/---
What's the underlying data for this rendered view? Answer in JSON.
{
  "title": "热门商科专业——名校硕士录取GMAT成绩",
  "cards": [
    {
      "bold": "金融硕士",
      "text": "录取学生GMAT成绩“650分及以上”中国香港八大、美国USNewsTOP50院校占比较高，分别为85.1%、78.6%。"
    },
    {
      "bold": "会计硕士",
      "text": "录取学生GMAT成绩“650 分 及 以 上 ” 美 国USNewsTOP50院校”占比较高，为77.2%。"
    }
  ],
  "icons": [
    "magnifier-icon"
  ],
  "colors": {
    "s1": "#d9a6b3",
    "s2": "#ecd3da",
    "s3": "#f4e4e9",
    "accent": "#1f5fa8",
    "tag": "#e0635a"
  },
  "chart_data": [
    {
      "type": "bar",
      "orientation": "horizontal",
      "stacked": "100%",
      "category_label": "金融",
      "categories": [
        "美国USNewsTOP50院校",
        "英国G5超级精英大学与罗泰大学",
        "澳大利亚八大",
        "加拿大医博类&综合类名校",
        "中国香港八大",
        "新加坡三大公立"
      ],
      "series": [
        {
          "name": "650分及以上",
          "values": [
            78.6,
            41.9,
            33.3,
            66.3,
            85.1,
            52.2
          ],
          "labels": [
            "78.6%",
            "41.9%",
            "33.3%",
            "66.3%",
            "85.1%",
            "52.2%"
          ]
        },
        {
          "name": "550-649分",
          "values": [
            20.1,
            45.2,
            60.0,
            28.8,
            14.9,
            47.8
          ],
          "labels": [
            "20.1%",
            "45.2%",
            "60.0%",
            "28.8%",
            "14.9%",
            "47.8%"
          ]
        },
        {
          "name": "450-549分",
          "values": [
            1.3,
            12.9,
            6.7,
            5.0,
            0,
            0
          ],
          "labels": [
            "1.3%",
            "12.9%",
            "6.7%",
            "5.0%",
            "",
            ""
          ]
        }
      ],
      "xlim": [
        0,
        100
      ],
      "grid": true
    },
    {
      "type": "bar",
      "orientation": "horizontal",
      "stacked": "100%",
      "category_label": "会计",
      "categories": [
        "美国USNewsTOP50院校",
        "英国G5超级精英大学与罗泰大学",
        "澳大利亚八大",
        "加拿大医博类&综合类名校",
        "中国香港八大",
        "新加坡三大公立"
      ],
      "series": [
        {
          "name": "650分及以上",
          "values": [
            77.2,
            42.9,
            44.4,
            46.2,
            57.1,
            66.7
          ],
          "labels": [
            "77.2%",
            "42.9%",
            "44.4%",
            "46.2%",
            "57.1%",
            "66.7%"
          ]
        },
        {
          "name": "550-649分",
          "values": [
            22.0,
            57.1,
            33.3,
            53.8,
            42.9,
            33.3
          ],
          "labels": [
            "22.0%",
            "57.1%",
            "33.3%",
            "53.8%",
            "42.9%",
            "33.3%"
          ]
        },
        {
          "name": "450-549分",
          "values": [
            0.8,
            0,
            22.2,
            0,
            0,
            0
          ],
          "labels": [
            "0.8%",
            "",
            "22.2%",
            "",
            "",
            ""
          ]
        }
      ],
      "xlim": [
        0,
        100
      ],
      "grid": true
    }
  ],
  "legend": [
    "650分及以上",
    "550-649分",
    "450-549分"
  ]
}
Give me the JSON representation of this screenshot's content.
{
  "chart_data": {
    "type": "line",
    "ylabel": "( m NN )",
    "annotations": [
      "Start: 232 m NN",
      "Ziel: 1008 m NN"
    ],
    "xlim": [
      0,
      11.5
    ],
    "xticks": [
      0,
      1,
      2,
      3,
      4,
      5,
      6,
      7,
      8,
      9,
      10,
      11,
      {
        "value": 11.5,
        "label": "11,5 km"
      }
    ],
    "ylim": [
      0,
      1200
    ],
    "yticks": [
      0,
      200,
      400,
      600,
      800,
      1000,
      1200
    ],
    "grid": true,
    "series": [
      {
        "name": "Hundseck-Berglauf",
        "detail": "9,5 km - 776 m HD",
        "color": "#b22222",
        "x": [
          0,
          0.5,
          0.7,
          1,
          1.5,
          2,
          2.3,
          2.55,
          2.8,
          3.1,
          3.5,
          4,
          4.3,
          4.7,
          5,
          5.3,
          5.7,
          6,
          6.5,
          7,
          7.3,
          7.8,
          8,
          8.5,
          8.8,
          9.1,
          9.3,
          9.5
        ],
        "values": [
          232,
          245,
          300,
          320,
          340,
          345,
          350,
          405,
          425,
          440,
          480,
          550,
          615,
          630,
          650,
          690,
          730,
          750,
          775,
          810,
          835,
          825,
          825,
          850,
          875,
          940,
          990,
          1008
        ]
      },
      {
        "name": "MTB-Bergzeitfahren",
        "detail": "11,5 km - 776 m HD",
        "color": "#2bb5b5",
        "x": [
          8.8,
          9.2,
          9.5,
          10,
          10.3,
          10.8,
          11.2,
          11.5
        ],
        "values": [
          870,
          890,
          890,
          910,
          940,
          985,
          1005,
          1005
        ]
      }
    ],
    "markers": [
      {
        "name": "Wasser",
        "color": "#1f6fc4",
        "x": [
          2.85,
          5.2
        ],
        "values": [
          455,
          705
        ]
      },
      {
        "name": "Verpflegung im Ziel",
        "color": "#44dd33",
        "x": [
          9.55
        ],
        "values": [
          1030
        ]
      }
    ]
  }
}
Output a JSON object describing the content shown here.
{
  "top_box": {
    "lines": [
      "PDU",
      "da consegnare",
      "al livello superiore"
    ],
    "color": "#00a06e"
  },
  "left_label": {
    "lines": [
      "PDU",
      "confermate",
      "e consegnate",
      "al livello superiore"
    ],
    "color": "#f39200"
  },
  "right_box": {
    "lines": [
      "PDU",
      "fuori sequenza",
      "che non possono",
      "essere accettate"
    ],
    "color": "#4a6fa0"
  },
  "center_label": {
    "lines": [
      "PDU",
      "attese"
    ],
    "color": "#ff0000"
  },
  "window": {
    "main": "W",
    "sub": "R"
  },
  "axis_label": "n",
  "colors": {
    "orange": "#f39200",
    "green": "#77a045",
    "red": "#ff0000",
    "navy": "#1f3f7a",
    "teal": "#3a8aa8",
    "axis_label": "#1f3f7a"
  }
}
\---
[OBJECTIVE]: Show every line in the entries where the string "text" occurs.

[TASK OUTPUT]:
      "text": "录取学生GMAT成绩“650分及以上”中国香港八大、美国USNewsTOP50院校占比较高，分别为85.1%、78.6%。"
      "text": "录取学生GMAT成绩“650 分 及 以 上 ” 美 国USNewsTOP50院校”占比较高，为77.2%。"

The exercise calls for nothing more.